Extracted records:
====================

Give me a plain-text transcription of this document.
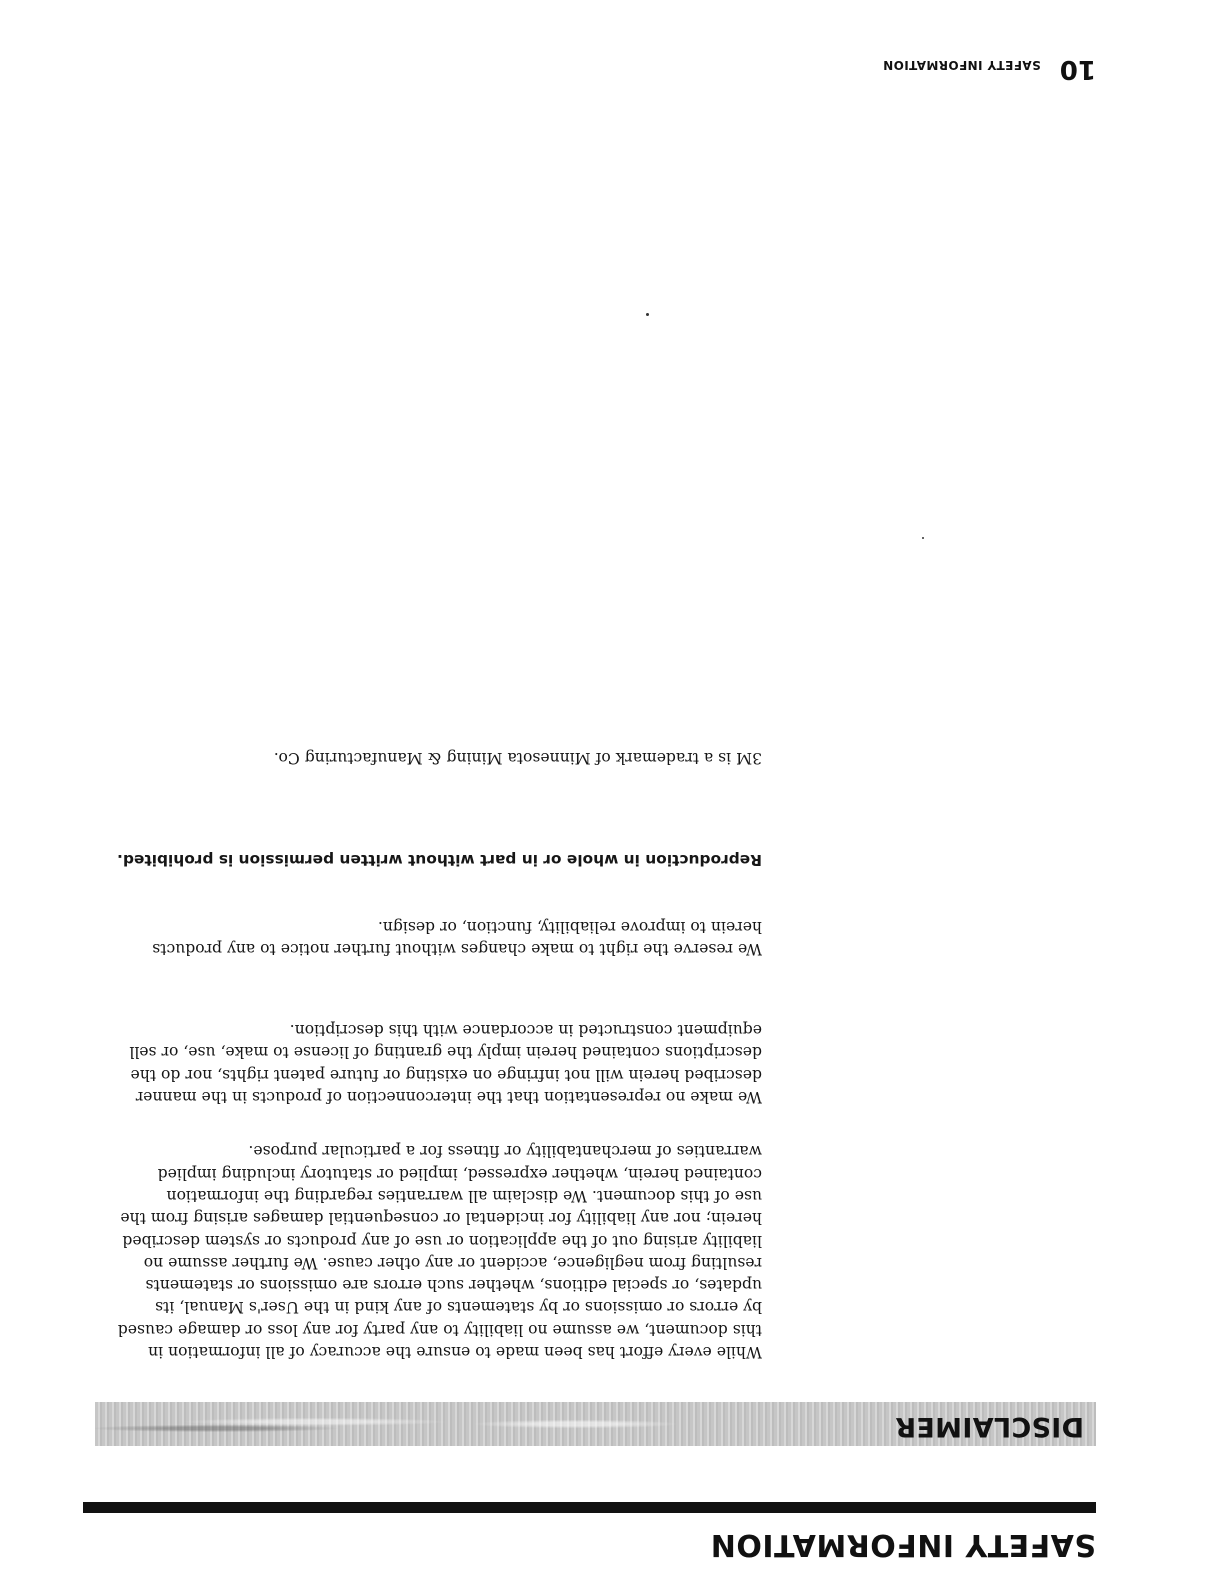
SAFETY INFORMATION
DISCLAIMER

While every effort has been made to ensure the accuracy of all information in this document, we assume no liability to any party for any loss or damage caused by errors or omissions or by statements of any kind in the User's Manual, its updates, or special editions, whether such errors are omissions or statements resulting from negligence, accident or any other cause. We further assume no liability arising out of the application or use of any products or system described herein; nor any liability for incidental or consequential damages arising from the use of this document. We disclaim all warranties regarding the information contained herein, whether expressed, implied or statutory including implied warranties of merchantability or fitness for a particular purpose.

We make no representation that the interconnection of products in the manner described herein will not infringe on existing or future patent rights, nor do the descriptions contained herein imply the granting of license to make, use, or sell equipment constructed in accordance with this description.

We reserve the right to make changes without further notice to any products herein to improve reliability, function, or design.

Reproduction in whole or in part without written permission is prohibited.

3M is a trademark of Minnesota Mining & Manufacturing Co.

10 SAFETY INFORMATION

====================

**Instructions for the task:** Repeat the data exactly, excluding the pictures.

**Answer to this exercise:**
Give me a plain-text transcription of this document.
SAFETY INFORMATION
DISCLAIMER

While every effort has been made to ensure the accuracy of all information in this document, we assume no liability to any party for any loss or damage caused by errors or omissions or by statements of any kind in the User's Manual, its updates, or special editions, whether such errors are omissions or statements resulting from negligence, accident or any other cause. We further assume no liability arising out of the application or use of any products or system described herein; nor any liability for incidental or consequential damages arising from the use of this document. We disclaim all warranties regarding the information contained herein, whether expressed, implied or statutory including implied warranties of merchantability or fitness for a particular purpose.

We make no representation that the interconnection of products in the manner described herein will not infringe on existing or future patent rights, nor do the descriptions contained herein imply the granting of license to make, use, or sell equipment constructed in accordance with this description.

We reserve the right to make changes without further notice to any products herein to improve reliability, function, or design.

Reproduction in whole or in part without written permission is prohibited.

3M is a trademark of Minnesota Mining & Manufacturing Co.

10 SAFETY INFORMATION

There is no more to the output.